Exercise requirements: Without altering anything, repeat each of the records.

[Start Records supplied]

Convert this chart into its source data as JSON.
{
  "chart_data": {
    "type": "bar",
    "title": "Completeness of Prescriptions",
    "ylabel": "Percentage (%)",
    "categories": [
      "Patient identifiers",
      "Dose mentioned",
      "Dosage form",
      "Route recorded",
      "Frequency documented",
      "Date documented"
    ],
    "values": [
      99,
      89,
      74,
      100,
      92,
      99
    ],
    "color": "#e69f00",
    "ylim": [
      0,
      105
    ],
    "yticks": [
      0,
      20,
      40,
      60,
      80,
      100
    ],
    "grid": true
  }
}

[End Records supplied]

Written response:
Convert this chart into its source data as JSON.
{
  "chart_data": {
    "type": "bar",
    "title": "Completeness of Prescriptions",
    "ylabel": "Percentage (%)",
    "categories": [
      "Patient identifiers",
      "Dose mentioned",
      "Dosage form",
      "Route recorded",
      "Frequency documented",
      "Date documented"
    ],
    "values": [
      99,
      89,
      74,
      100,
      92,
      99
    ],
    "color": "#e69f00",
    "ylim": [
      0,
      105
    ],
    "yticks": [
      0,
      20,
      40,
      60,
      80,
      100
    ],
    "grid": true
  }
}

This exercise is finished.